[Exercise description] Filter the entries and keep only the lines where the string "vill" appears.
## Begin
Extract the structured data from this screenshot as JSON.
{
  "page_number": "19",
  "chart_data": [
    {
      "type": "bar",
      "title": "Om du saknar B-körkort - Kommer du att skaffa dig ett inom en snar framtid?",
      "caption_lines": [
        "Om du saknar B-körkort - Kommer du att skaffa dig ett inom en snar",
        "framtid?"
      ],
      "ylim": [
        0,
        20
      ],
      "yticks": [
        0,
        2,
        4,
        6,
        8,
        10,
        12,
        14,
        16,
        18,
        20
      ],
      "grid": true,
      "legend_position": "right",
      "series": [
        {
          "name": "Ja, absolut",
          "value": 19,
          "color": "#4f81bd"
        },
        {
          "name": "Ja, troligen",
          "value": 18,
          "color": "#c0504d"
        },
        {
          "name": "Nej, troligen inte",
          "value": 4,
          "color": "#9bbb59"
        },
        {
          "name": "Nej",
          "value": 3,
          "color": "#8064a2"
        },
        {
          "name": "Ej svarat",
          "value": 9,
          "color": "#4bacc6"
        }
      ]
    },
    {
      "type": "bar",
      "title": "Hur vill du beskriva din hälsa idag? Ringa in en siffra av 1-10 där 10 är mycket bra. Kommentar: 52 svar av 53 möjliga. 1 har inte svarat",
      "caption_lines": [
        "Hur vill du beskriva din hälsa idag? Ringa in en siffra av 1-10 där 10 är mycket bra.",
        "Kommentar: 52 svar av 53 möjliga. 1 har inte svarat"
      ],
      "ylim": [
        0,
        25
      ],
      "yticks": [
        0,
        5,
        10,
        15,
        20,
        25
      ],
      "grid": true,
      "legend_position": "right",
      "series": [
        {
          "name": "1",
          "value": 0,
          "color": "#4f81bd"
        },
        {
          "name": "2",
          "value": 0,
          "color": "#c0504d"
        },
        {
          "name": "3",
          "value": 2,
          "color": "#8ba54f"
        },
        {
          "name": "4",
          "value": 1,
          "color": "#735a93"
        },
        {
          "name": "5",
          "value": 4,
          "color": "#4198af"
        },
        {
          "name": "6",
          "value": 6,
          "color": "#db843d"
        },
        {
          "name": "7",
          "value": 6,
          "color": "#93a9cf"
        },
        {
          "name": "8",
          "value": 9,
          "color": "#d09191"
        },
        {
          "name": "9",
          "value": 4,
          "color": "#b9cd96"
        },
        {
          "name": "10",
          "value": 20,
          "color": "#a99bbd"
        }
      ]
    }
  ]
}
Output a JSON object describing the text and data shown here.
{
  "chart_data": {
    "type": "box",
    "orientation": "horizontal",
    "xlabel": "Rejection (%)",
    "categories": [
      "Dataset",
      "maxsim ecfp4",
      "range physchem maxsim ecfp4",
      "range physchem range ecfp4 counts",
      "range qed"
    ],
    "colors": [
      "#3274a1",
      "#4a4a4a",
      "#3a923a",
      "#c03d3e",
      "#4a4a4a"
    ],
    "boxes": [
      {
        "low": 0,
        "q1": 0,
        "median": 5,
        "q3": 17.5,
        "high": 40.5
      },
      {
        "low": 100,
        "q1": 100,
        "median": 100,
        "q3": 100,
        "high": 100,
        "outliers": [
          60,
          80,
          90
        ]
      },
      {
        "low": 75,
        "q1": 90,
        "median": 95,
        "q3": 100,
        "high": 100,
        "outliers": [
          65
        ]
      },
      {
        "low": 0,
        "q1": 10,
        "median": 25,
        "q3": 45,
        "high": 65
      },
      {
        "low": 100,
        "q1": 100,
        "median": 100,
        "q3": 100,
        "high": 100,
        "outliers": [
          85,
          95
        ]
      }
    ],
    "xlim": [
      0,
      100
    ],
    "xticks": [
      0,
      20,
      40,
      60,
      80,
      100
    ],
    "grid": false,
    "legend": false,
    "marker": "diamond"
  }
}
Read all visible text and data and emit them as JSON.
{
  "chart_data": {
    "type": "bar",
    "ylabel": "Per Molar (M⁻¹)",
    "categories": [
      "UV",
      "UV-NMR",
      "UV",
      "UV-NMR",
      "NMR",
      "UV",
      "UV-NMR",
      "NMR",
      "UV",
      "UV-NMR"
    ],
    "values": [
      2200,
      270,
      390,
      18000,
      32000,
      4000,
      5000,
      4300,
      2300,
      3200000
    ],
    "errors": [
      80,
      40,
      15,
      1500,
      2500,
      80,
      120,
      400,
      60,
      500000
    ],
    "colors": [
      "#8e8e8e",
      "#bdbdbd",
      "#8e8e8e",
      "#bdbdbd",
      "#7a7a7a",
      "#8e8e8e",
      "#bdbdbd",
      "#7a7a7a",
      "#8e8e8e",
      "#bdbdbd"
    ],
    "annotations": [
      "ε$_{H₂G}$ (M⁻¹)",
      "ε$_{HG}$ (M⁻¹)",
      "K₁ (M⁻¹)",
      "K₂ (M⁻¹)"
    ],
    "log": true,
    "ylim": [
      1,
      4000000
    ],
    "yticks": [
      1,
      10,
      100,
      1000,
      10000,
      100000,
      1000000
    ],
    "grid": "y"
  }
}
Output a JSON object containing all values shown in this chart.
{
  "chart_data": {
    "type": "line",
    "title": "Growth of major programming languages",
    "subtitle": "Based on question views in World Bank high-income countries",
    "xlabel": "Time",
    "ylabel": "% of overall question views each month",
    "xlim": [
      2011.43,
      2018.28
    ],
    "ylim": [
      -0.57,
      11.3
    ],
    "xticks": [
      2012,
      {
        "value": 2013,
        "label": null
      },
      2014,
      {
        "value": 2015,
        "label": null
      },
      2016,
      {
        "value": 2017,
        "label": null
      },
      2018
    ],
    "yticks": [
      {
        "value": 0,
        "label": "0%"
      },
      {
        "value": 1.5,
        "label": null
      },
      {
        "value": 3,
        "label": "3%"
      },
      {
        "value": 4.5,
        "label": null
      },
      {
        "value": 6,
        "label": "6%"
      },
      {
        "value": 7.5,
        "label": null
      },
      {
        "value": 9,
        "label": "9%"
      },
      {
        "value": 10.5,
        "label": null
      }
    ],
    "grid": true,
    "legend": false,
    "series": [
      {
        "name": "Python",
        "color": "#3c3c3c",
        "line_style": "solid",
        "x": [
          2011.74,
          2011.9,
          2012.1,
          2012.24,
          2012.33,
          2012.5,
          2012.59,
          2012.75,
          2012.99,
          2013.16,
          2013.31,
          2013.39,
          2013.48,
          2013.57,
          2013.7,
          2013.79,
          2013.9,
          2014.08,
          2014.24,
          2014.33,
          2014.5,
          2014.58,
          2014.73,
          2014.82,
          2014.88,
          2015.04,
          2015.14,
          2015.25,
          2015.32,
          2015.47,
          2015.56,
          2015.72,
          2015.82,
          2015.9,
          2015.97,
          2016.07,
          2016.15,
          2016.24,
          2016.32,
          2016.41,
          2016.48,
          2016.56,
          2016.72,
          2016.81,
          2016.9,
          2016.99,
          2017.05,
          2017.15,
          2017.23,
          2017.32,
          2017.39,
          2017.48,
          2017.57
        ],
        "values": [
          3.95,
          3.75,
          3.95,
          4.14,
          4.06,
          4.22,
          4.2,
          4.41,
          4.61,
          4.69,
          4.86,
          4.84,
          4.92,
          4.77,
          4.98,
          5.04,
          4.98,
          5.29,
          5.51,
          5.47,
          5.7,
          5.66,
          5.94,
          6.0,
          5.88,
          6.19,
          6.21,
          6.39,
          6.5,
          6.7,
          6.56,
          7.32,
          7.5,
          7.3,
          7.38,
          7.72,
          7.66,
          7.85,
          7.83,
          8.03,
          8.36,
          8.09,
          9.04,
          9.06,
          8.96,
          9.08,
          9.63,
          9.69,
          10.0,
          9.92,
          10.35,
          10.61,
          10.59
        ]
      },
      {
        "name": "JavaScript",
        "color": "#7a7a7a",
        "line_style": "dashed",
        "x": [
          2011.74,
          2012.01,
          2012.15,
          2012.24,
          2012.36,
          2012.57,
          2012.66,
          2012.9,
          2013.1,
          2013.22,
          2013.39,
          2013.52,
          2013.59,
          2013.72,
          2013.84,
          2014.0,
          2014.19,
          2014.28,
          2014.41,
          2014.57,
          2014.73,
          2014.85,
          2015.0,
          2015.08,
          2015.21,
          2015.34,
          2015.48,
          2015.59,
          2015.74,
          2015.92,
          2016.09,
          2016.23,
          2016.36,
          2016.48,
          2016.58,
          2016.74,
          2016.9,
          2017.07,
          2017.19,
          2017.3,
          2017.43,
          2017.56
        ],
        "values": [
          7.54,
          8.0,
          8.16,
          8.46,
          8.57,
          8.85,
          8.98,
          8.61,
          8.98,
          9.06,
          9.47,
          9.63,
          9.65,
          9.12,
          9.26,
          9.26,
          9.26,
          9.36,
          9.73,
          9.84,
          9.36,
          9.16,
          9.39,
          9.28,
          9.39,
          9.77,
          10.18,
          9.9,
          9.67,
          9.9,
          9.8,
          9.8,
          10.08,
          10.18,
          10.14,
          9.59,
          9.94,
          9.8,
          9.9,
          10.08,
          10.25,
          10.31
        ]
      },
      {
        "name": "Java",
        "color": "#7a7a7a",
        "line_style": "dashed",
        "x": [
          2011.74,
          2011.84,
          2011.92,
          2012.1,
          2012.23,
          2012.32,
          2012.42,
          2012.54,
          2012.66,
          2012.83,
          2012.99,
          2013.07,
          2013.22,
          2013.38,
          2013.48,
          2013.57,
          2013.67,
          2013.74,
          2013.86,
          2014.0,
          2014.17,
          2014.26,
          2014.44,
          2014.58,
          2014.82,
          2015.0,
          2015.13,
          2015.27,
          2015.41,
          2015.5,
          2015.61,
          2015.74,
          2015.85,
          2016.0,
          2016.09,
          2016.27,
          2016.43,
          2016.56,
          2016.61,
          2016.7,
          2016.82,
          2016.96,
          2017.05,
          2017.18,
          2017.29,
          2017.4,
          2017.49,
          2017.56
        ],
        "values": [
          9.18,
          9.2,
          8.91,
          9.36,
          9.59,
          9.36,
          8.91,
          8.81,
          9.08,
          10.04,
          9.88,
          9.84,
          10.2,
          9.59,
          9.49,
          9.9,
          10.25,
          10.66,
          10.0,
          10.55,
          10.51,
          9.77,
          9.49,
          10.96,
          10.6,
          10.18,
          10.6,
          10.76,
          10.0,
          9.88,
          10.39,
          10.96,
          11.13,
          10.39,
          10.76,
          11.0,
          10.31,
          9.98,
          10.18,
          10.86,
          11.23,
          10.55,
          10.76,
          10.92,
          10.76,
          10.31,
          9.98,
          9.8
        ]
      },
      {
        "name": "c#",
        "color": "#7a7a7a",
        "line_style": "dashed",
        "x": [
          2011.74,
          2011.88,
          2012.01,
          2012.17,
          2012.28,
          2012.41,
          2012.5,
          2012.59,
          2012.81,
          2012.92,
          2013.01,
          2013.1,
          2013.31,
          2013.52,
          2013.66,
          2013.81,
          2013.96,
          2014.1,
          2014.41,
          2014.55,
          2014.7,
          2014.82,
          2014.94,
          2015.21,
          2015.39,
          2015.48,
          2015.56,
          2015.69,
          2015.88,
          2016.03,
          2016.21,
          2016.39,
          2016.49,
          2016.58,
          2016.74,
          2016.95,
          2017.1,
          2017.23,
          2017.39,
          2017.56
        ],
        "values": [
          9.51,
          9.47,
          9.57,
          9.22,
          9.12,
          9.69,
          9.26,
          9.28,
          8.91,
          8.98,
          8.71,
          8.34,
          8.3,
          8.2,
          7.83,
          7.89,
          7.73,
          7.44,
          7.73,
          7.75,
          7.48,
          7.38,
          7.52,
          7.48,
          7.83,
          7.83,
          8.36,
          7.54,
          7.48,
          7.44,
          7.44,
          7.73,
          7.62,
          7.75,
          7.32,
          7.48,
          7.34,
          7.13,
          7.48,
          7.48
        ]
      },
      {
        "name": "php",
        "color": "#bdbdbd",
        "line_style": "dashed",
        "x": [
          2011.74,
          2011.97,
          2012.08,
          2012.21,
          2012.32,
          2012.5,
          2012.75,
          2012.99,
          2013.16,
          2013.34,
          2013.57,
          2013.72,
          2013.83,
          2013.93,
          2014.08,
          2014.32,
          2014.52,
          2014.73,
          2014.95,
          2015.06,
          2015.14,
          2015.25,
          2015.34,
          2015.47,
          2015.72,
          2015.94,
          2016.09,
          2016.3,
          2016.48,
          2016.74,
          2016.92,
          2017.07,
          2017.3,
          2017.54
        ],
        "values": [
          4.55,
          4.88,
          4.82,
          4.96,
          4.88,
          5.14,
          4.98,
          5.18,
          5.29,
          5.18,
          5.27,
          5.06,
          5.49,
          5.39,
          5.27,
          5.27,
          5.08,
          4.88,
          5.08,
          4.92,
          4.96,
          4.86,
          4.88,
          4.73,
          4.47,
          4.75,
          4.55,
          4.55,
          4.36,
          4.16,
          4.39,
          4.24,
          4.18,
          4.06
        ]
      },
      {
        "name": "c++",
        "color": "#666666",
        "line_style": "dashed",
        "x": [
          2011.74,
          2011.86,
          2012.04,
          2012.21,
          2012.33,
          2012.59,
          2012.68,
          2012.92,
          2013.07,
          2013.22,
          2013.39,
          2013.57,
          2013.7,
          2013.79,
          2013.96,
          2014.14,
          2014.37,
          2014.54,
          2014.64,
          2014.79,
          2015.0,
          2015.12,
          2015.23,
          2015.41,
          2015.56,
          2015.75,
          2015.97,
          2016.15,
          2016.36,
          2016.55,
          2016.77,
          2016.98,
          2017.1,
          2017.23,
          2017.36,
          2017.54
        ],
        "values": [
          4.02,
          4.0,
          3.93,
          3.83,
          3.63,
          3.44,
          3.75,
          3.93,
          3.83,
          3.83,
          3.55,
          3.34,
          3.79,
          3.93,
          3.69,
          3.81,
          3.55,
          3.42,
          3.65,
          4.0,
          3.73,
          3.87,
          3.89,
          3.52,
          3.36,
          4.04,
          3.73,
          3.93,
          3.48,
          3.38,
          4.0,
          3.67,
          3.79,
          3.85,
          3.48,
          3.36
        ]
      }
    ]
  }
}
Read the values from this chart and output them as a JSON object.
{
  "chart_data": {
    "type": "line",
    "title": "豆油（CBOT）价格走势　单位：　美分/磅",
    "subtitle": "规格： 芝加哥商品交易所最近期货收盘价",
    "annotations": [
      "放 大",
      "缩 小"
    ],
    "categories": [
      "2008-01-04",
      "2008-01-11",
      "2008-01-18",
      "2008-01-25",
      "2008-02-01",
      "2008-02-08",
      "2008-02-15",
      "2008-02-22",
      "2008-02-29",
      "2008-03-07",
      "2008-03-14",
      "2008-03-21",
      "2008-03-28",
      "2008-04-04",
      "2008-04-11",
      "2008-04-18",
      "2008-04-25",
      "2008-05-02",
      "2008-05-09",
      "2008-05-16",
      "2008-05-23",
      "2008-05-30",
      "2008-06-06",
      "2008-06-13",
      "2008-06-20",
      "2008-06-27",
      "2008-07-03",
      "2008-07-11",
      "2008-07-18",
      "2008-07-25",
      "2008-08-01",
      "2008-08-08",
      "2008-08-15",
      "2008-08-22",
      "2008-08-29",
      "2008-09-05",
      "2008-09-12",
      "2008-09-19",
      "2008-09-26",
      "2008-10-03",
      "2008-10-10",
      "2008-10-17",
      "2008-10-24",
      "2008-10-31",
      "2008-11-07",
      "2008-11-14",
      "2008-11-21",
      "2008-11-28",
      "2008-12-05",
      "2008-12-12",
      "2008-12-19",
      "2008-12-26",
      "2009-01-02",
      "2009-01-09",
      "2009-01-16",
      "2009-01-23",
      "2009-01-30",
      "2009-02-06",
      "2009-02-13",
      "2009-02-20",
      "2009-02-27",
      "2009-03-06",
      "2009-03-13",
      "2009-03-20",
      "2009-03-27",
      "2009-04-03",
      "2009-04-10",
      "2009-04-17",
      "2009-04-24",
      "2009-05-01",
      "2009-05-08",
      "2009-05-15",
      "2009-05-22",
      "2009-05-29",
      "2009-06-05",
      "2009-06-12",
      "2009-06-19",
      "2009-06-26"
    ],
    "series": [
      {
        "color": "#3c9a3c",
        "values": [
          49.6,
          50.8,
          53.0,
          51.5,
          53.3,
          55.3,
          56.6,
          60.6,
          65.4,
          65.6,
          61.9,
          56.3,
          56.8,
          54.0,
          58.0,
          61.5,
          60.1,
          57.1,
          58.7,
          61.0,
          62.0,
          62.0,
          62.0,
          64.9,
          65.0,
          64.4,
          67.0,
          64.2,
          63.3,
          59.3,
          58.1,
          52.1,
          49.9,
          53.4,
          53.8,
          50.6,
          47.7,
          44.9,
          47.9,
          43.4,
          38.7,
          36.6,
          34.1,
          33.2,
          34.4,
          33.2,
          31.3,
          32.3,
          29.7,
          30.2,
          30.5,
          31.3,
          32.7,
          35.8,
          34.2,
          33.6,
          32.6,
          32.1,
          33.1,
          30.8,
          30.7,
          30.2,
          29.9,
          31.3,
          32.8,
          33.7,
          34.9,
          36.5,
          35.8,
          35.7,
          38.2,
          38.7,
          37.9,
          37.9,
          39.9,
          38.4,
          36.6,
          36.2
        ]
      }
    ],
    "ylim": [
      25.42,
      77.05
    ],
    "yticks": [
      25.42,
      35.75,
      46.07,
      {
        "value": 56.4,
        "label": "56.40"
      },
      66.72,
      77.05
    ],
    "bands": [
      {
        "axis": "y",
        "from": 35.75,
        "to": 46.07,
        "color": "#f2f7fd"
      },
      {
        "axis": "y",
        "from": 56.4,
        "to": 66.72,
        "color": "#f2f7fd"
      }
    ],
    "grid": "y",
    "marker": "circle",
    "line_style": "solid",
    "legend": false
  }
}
## End
[Solved exercise]
      "title": "Hur vill du beskriva din hälsa idag? Ringa in en siffra av 1-10 där 10 är mycket bra. Kommentar: 52 svar av 53 möjliga. 1 har inte svarat",
        "Hur vill du beskriva din hälsa idag? Ringa in en siffra av 1-10 där 10 är mycket bra.",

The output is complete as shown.